| Required work |
Count each line below that has "Copa" anywhere in it. Answer with the total alone.

+++ Records supplied +++

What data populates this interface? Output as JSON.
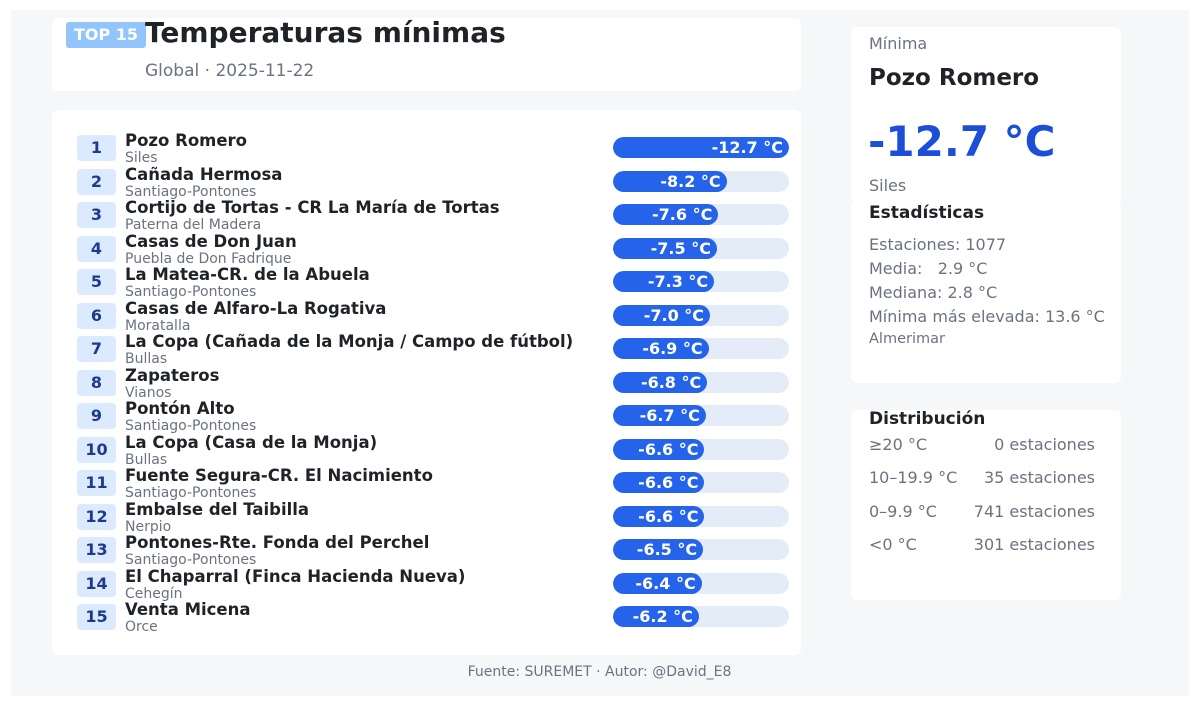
{
  "header": {
    "badge": "TOP 15",
    "title": "Temperaturas mínimas",
    "subtitle": "Global · 2025-11-22"
  },
  "scale": {
    "min_temp": -12.7
  },
  "stations": [
    {
      "rank": "1",
      "name": "Pozo Romero",
      "location": "Siles",
      "value": -12.7,
      "label": "-12.7 °C"
    },
    {
      "rank": "2",
      "name": "Cañada Hermosa",
      "location": "Santiago-Pontones",
      "value": -8.2,
      "label": "-8.2 °C"
    },
    {
      "rank": "3",
      "name": "Cortijo de Tortas - CR La María de Tortas",
      "location": "Paterna del Madera",
      "value": -7.6,
      "label": "-7.6 °C"
    },
    {
      "rank": "4",
      "name": "Casas de Don Juan",
      "location": "Puebla de Don Fadrique",
      "value": -7.5,
      "label": "-7.5 °C"
    },
    {
      "rank": "5",
      "name": "La Matea-CR. de la Abuela",
      "location": "Santiago-Pontones",
      "value": -7.3,
      "label": "-7.3 °C"
    },
    {
      "rank": "6",
      "name": "Casas de Alfaro-La Rogativa",
      "location": "Moratalla",
      "value": -7.0,
      "label": "-7.0 °C"
    },
    {
      "rank": "7",
      "name": "La Copa  (Cañada de la Monja / Campo de fútbol)",
      "location": "Bullas",
      "value": -6.9,
      "label": "-6.9 °C"
    },
    {
      "rank": "8",
      "name": "Zapateros",
      "location": "Vianos",
      "value": -6.8,
      "label": "-6.8 °C"
    },
    {
      "rank": "9",
      "name": "Pontón Alto",
      "location": "Santiago-Pontones",
      "value": -6.7,
      "label": "-6.7 °C"
    },
    {
      "rank": "10",
      "name": "La Copa (Casa de la Monja)",
      "location": "Bullas",
      "value": -6.6,
      "label": "-6.6 °C"
    },
    {
      "rank": "11",
      "name": "Fuente Segura-CR. El Nacimiento",
      "location": "Santiago-Pontones",
      "value": -6.6,
      "label": "-6.6 °C"
    },
    {
      "rank": "12",
      "name": "Embalse del Taibilla",
      "location": "Nerpio",
      "value": -6.6,
      "label": "-6.6 °C"
    },
    {
      "rank": "13",
      "name": "Pontones-Rte. Fonda del Perchel",
      "location": "Santiago-Pontones",
      "value": -6.5,
      "label": "-6.5 °C"
    },
    {
      "rank": "14",
      "name": "El Chaparral (Finca Hacienda Nueva)",
      "location": "Cehegín",
      "value": -6.4,
      "label": "-6.4 °C"
    },
    {
      "rank": "15",
      "name": "Venta Micena",
      "location": "Orce",
      "value": -6.2,
      "label": "-6.2 °C"
    }
  ],
  "footer": "Fuente: SUREMET · Autor: @David_E8",
  "minimum": {
    "label": "Mínima",
    "station": "Pozo Romero",
    "value": "-12.7 °C",
    "location": "Siles"
  },
  "stats": {
    "title": "Estadísticas",
    "stations": "Estaciones: 1077",
    "mean": "Media:   2.9 °C",
    "median": "Mediana: 2.8 °C",
    "highest_min": "Mínima más elevada: 13.6 °C",
    "highest_min_station": "Almerimar"
  },
  "distribution": {
    "title": "Distribución",
    "rows": [
      {
        "range": "≥20 °C",
        "count": "0 estaciones"
      },
      {
        "range": "10–19.9 °C",
        "count": "35 estaciones"
      },
      {
        "range": "0–9.9 °C",
        "count": "741 estaciones"
      },
      {
        "range": "<0 °C",
        "count": "301 estaciones"
      }
    ]
  },
  "colors": {
    "bar": "#2563eb",
    "bar_track": "#e3ecf7",
    "badge": "#93c5fd",
    "accent_value": "#1d4ed8"
  }
}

+++

| The result |
2